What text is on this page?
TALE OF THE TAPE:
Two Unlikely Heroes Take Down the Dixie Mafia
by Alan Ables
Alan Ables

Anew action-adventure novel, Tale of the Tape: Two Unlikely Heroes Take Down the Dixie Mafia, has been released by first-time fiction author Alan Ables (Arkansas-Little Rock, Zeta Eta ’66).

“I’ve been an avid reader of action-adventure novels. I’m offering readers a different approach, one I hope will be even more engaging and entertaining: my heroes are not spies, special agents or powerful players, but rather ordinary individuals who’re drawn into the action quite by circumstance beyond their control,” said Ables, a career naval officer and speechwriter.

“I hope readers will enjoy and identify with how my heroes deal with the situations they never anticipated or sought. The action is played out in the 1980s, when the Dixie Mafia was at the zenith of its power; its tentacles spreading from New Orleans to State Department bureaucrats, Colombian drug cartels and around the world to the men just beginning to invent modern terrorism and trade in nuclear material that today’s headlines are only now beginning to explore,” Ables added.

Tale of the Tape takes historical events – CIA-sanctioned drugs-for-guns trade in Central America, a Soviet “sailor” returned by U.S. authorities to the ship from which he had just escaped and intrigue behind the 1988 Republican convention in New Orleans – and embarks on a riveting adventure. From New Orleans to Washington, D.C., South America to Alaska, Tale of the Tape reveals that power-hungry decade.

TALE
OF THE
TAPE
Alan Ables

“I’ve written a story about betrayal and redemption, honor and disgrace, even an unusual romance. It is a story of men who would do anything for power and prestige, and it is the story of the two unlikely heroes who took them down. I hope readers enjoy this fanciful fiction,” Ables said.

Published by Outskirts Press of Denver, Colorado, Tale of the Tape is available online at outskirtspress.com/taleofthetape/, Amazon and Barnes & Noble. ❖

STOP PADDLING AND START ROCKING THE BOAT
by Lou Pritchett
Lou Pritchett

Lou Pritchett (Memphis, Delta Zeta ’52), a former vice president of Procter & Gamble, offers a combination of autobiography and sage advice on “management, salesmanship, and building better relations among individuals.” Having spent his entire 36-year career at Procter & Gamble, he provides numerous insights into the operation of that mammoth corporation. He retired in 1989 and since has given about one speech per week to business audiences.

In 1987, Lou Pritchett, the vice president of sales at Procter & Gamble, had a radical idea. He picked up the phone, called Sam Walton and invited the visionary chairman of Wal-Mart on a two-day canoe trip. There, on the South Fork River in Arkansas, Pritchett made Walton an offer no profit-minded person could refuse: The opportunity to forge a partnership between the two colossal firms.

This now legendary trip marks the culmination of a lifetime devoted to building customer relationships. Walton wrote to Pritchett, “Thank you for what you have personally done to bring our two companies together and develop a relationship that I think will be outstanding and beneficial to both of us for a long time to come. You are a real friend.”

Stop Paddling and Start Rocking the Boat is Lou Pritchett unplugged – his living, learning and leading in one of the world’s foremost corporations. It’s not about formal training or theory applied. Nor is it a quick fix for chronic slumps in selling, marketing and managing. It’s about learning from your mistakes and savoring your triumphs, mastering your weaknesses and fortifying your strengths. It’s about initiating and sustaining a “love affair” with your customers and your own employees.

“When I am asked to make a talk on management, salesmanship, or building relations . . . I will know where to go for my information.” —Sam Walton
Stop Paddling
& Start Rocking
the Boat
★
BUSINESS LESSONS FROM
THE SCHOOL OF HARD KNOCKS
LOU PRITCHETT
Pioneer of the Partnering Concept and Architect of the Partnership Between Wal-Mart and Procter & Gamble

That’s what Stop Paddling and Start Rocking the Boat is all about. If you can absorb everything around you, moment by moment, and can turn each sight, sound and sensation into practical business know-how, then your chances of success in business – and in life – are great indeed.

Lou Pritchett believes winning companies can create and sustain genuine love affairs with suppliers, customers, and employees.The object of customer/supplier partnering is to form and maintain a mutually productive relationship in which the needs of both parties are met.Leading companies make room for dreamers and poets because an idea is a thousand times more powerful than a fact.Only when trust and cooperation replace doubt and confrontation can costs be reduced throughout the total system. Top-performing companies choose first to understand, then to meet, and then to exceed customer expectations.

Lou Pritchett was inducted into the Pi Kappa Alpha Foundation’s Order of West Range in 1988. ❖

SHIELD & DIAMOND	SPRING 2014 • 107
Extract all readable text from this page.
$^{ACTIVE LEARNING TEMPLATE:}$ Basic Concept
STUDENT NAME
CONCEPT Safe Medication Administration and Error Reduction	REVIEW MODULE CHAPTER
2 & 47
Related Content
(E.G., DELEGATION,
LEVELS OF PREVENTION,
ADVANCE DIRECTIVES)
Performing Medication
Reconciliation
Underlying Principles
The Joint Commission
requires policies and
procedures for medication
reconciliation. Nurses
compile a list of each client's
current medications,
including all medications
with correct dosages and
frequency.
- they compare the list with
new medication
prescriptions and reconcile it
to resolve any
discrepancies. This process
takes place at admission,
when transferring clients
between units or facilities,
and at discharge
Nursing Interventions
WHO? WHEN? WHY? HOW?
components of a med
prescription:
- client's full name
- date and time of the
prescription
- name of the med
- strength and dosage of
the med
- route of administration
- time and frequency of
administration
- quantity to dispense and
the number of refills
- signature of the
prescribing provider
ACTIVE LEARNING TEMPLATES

◇ ◇ ◇

:: PROBLEM STATEMENT ::
Search the lines for "list". Copy each line that has it.

:: SOLUTION TO THIS TASK ::
compile a list of each client's
- they compare the list with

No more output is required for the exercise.